Directions: Reproduce all lines of the listing below in which the word "ovata" occurs.

Provided records:
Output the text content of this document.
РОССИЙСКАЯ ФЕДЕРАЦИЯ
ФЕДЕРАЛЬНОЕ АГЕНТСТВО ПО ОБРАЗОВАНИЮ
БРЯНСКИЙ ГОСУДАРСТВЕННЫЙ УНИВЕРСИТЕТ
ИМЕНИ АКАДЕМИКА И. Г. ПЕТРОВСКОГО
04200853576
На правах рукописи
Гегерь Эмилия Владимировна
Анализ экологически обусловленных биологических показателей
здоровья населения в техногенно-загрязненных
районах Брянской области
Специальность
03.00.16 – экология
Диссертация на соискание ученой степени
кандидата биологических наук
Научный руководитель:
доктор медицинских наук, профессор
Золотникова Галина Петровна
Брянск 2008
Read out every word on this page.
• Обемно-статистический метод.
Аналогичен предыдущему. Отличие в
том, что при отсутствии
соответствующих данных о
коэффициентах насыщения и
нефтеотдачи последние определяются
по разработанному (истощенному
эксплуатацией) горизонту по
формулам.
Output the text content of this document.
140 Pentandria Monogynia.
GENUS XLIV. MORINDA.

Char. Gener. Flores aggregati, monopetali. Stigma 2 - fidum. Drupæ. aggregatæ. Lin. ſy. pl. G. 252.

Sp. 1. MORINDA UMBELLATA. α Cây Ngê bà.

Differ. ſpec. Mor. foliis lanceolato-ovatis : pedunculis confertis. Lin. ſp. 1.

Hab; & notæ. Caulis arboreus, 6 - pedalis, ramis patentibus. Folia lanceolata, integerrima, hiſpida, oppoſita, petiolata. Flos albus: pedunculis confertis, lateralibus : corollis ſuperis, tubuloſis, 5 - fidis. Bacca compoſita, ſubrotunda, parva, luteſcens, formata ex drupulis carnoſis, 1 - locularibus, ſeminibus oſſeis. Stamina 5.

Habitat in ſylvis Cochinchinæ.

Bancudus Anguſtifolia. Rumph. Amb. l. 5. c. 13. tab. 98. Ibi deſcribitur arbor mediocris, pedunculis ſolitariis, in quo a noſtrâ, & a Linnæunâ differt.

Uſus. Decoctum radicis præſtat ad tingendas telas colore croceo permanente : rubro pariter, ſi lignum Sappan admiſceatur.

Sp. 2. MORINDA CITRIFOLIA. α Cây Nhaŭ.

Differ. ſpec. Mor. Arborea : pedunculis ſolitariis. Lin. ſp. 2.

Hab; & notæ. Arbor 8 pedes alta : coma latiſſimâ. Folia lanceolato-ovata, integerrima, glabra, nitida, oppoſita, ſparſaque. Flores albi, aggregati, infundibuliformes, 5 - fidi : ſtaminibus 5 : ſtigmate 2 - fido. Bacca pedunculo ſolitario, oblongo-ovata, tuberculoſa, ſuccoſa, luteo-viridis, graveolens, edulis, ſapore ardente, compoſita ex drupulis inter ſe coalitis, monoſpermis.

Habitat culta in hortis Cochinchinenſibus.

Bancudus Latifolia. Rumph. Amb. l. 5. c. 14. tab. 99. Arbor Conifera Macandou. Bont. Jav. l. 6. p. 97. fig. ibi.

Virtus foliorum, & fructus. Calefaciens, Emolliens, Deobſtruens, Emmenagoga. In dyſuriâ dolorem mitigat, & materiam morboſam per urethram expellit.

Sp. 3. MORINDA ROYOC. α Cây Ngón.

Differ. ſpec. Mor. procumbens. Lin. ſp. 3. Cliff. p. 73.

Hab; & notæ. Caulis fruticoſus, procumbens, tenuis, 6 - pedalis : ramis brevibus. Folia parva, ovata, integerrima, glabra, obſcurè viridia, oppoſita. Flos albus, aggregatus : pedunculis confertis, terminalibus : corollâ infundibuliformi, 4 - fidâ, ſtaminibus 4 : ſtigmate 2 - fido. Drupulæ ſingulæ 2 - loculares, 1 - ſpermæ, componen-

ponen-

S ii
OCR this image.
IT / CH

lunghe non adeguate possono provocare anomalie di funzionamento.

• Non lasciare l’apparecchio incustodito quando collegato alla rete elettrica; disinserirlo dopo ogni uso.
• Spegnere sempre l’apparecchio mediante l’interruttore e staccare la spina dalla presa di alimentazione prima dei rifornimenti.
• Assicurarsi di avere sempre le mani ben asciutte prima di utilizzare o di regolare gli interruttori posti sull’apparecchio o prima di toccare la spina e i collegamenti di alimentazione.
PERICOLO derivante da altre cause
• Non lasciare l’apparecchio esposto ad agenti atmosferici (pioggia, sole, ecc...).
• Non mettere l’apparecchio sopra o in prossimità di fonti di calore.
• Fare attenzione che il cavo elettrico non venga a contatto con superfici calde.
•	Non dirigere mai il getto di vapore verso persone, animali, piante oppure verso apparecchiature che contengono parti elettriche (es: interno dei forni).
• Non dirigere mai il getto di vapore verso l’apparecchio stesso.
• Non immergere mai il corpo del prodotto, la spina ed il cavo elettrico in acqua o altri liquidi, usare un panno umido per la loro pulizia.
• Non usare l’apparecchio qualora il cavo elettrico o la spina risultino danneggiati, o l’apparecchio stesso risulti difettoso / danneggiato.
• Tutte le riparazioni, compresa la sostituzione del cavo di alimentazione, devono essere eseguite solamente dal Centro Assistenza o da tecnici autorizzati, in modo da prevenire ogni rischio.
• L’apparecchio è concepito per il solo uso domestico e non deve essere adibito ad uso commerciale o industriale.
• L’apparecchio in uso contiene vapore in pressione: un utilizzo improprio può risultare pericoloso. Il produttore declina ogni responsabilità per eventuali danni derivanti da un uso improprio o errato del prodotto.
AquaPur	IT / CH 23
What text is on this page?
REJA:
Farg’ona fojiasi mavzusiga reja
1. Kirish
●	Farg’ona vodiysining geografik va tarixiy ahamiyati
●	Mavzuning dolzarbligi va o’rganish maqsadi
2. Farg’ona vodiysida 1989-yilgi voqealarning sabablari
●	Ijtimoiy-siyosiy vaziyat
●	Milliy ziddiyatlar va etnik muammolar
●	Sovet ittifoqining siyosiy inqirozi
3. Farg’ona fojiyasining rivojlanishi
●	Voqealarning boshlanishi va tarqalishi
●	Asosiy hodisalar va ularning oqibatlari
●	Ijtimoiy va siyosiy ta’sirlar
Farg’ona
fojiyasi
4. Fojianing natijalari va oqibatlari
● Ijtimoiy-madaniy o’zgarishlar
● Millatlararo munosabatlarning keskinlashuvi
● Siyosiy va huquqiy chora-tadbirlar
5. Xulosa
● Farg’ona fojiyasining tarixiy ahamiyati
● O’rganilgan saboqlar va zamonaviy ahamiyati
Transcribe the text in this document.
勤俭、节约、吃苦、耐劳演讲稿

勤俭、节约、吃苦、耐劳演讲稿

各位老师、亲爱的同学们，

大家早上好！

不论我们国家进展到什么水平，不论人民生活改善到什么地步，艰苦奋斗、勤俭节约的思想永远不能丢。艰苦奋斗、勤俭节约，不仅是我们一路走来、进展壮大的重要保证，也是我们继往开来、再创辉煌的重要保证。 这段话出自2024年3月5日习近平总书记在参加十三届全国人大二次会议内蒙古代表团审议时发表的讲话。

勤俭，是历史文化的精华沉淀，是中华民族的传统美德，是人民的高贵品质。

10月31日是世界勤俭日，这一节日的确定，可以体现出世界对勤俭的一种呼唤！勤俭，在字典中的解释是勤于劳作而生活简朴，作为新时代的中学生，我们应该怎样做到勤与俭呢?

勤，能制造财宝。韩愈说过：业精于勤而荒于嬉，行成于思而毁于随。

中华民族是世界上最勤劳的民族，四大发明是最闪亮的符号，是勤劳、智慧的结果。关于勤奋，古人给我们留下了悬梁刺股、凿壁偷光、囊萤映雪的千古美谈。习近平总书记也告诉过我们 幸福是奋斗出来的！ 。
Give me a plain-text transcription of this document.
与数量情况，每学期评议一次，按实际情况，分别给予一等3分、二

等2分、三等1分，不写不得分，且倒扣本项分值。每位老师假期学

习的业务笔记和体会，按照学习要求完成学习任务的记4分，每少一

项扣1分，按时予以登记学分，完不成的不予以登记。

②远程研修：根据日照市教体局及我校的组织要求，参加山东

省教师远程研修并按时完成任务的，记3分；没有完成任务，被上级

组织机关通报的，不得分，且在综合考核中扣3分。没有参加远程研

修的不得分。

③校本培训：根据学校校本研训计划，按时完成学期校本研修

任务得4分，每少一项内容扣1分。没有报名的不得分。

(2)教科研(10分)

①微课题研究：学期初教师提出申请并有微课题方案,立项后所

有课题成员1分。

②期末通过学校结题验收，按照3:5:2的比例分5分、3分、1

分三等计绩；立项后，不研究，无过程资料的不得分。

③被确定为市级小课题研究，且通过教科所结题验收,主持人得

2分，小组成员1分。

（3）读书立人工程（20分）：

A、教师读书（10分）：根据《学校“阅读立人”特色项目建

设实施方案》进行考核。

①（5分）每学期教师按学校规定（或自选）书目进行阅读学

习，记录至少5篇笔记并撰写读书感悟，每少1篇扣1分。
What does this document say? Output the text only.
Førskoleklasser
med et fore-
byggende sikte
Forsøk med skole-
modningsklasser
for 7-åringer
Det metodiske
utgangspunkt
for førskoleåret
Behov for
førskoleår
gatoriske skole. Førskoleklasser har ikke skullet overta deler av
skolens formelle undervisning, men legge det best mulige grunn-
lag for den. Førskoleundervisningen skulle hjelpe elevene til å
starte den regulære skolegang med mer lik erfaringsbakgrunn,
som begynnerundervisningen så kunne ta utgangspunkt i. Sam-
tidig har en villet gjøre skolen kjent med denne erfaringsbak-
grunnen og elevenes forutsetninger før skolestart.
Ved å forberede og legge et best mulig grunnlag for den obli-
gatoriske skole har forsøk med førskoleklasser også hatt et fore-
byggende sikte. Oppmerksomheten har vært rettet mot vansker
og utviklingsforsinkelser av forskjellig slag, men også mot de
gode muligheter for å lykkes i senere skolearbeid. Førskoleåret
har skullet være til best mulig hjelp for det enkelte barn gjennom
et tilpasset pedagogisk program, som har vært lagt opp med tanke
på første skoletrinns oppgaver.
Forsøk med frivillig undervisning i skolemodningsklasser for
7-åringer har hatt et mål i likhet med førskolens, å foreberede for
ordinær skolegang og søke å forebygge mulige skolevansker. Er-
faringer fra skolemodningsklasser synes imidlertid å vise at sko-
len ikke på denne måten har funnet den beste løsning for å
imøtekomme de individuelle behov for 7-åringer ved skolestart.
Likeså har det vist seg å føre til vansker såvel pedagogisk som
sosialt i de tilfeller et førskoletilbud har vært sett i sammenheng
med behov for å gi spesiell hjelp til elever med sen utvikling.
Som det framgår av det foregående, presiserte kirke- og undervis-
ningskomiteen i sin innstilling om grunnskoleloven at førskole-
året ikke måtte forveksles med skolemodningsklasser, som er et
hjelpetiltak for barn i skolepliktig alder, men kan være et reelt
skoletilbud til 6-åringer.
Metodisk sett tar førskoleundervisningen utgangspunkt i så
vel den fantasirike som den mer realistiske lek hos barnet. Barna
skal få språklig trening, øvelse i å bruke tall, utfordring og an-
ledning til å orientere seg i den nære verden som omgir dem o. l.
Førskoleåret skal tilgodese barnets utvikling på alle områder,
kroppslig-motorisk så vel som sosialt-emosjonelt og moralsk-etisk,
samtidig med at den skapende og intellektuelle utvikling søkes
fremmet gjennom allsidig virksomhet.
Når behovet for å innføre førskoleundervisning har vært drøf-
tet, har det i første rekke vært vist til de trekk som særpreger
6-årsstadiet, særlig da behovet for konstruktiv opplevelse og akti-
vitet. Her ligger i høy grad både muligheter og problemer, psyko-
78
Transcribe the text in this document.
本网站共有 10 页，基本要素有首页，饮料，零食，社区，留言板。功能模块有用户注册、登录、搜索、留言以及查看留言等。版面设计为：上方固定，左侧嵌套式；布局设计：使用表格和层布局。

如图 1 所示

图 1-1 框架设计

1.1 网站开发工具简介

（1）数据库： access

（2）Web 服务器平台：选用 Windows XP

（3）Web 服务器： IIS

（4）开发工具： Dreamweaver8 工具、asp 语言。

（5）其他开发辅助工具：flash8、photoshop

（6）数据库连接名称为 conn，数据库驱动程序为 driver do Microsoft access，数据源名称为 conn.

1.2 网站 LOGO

Full output:
Hab; & notæ. Arbor 8 pedes alta : coma latiſſimâ. Folia lanceolato-ovata, integerrima, glabra, nitida, oppoſita, ſparſaque. Flores albi, aggregati, infundibuliformes, 5 - fidi : ſtaminibus 5 : ſtigmate 2 - fido. Bacca pedunculo ſolitario, oblongo-ovata, tuberculoſa, ſuccoſa, luteo-viridis, graveolens, edulis, ſapore ardente, compoſita ex drupulis inter ſe coalitis, monoſpermis.
Hab; & notæ. Caulis fruticoſus, procumbens, tenuis, 6 - pedalis : ramis brevibus. Folia parva, ovata, integerrima, glabra, obſcurè viridia, oppoſita. Flos albus, aggregatus : pedunculis confertis, terminalibus : corollâ infundibuliformi, 4 - fidâ, ſtaminibus 4 : ſtigmate 2 - fido. Drupulæ ſingulæ 2 - loculares, 1 - ſpermæ, componen-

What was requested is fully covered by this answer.